Data excerpts

■ ■ ■ ■ ■ ■ ■

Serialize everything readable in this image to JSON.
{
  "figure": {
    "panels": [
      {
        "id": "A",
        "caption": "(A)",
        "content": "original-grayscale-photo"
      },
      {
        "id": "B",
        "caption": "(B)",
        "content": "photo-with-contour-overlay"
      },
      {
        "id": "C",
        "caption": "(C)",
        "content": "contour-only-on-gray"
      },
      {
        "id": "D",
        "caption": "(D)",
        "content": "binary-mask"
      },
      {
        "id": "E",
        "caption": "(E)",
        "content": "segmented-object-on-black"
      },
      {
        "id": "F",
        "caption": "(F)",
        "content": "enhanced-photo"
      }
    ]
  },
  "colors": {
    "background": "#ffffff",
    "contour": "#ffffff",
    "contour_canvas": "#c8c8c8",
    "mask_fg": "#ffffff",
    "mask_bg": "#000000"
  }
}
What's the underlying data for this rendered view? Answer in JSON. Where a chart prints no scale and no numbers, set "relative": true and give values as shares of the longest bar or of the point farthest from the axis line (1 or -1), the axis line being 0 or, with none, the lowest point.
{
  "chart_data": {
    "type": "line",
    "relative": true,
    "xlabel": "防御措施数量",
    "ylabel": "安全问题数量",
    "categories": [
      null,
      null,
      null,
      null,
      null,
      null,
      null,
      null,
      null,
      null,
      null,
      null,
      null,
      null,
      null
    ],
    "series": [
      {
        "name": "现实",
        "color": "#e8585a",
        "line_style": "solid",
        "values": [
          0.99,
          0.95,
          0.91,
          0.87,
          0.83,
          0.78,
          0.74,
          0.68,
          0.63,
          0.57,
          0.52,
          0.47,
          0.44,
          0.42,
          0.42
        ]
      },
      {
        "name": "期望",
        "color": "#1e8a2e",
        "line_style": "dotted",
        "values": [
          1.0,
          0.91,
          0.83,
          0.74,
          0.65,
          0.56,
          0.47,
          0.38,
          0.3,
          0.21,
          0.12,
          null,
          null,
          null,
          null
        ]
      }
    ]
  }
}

■ ■ ■ ■ ■ ■ ■

Written request
Give the lines exactly as they stand, from the line with "What's the underlying" through the end of the material.

Result of the exercise
What's the underlying data for this rendered view? Answer in JSON. Where a chart prints no scale and no numbers, set "relative": true and give values as shares of the longest bar or of the point farthest from the axis line (1 or -1), the axis line being 0 or, with none, the lowest point.
{
  "chart_data": {
    "type": "line",
    "relative": true,
    "xlabel": "防御措施数量",
    "ylabel": "安全问题数量",
    "categories": [
      null,
      null,
      null,
      null,
      null,
      null,
      null,
      null,
      null,
      null,
      null,
      null,
      null,
      null,
      null
    ],
    "series": [
      {
        "name": "现实",
        "color": "#e8585a",
        "line_style": "solid",
        "values": [
          0.99,
          0.95,
          0.91,
          0.87,
          0.83,
          0.78,
          0.74,
          0.68,
          0.63,
          0.57,
          0.52,
          0.47,
          0.44,
          0.42,
          0.42
        ]
      },
      {
        "name": "期望",
        "color": "#1e8a2e",
        "line_style": "dotted",
        "values": [
          1.0,
          0.91,
          0.83,
          0.74,
          0.65,
          0.56,
          0.47,
          0.38,
          0.3,
          0.21,
          0.12,
          null,
          null,
          null,
          null
        ]
      }
    ]
  }
}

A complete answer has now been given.